**EXERCISE DESCRIPTION**: Give nothing except the number of lines containing the word "CORRELATION".

**EXTRACTED INFORMATION**:
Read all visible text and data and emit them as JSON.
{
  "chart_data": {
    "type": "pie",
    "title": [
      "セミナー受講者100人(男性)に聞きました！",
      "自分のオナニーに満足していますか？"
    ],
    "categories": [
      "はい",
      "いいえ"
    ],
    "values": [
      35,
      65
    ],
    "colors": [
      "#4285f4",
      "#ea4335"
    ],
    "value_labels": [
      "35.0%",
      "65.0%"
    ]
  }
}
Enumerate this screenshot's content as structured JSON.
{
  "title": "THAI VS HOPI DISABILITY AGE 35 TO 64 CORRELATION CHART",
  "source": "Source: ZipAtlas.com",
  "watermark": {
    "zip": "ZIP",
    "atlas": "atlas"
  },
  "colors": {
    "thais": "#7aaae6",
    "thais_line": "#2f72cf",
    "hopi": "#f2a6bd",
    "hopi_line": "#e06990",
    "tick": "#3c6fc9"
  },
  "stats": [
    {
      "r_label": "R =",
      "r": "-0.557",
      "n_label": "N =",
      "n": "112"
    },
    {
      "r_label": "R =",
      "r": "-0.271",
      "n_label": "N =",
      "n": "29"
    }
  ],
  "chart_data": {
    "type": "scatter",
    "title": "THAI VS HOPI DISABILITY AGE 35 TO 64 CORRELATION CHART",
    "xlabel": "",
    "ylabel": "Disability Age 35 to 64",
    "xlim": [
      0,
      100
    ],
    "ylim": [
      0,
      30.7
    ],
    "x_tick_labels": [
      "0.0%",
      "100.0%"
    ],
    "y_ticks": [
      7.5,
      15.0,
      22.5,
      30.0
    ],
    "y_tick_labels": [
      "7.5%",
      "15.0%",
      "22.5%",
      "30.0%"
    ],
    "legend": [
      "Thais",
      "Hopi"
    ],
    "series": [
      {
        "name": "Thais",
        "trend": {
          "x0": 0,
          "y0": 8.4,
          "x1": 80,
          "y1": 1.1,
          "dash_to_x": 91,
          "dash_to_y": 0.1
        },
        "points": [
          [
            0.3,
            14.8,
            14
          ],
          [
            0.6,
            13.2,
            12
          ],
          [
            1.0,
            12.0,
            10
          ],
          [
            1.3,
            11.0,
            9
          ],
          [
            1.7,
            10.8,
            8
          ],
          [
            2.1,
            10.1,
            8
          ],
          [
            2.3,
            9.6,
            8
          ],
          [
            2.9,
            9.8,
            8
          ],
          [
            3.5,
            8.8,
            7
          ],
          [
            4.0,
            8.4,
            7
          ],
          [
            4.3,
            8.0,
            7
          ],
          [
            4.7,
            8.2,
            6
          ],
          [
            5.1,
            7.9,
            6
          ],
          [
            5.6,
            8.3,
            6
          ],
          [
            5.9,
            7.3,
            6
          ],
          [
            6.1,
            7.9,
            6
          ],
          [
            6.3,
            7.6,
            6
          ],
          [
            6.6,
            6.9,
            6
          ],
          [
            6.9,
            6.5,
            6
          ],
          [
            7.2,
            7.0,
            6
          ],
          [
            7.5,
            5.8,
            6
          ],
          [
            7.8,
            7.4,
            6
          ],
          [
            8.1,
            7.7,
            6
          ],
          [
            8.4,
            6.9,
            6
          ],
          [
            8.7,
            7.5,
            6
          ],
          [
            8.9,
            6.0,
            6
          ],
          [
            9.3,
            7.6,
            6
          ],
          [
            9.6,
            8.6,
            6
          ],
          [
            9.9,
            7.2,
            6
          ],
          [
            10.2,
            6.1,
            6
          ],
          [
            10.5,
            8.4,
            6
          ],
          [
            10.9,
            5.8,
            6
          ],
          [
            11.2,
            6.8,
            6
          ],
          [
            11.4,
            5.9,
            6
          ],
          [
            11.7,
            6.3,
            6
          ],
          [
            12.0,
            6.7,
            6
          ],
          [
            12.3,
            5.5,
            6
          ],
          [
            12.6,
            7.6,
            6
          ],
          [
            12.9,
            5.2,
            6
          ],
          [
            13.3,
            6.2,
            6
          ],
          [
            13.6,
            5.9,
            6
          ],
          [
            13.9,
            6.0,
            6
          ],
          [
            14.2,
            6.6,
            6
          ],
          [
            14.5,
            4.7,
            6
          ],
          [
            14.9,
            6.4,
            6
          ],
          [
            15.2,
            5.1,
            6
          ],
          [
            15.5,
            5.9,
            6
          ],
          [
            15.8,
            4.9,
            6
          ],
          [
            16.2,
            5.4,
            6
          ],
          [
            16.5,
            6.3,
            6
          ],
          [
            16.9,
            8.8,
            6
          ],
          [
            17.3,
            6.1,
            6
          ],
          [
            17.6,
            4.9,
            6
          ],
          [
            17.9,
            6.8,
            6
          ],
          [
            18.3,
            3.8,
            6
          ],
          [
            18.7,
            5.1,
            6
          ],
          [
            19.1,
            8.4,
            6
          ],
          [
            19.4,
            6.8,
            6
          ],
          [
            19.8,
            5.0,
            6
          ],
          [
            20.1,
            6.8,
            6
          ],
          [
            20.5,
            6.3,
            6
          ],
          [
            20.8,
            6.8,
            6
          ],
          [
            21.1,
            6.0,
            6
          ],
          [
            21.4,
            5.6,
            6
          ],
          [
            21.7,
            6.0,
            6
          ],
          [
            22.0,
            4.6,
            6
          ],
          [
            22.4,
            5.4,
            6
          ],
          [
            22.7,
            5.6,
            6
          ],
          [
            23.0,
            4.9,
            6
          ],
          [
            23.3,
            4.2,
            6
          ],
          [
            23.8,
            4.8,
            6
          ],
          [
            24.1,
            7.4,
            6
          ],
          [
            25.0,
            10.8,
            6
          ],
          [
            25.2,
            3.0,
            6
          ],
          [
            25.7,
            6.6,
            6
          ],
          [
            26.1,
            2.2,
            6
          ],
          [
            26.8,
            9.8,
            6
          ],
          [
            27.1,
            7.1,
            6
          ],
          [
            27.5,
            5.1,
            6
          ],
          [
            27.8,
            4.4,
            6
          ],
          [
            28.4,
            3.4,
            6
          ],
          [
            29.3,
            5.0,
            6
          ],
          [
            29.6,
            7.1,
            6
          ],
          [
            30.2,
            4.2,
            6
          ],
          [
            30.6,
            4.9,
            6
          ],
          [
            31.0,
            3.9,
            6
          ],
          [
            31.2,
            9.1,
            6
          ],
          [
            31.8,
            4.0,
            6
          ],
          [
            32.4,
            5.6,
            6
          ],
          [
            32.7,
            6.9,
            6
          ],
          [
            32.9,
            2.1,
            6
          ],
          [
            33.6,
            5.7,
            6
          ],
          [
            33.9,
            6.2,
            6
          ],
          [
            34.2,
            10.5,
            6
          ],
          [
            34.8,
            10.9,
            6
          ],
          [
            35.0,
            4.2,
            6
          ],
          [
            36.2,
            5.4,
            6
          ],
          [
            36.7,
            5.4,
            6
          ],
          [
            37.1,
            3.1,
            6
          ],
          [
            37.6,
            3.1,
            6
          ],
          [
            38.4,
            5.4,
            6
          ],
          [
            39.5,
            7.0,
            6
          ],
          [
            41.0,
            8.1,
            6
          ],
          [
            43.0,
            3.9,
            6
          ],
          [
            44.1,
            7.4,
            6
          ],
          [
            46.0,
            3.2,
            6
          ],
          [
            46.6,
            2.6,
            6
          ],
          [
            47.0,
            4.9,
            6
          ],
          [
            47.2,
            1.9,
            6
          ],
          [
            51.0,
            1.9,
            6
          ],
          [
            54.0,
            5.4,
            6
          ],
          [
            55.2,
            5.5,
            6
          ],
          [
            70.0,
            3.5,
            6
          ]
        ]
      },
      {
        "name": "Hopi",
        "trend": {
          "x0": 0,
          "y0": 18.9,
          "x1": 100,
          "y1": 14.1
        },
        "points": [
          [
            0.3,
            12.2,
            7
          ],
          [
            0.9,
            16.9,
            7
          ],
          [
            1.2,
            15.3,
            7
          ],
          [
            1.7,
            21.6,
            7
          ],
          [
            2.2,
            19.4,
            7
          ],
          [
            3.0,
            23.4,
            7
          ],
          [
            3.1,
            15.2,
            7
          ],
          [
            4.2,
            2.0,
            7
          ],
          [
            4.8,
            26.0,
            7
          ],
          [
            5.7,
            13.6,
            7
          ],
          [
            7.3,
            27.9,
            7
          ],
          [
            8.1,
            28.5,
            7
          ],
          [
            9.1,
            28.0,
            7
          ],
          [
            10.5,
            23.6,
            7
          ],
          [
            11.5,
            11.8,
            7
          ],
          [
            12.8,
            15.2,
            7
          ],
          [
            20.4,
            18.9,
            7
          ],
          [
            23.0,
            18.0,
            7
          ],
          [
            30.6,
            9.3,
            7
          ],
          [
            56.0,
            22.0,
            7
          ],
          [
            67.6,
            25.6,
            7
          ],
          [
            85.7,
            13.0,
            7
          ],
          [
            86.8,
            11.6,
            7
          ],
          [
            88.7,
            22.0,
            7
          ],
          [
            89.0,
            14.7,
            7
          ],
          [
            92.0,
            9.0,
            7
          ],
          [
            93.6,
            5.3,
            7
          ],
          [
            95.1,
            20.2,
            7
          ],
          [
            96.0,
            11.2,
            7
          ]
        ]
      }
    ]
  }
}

**RESULT OF THIS TASK**: 2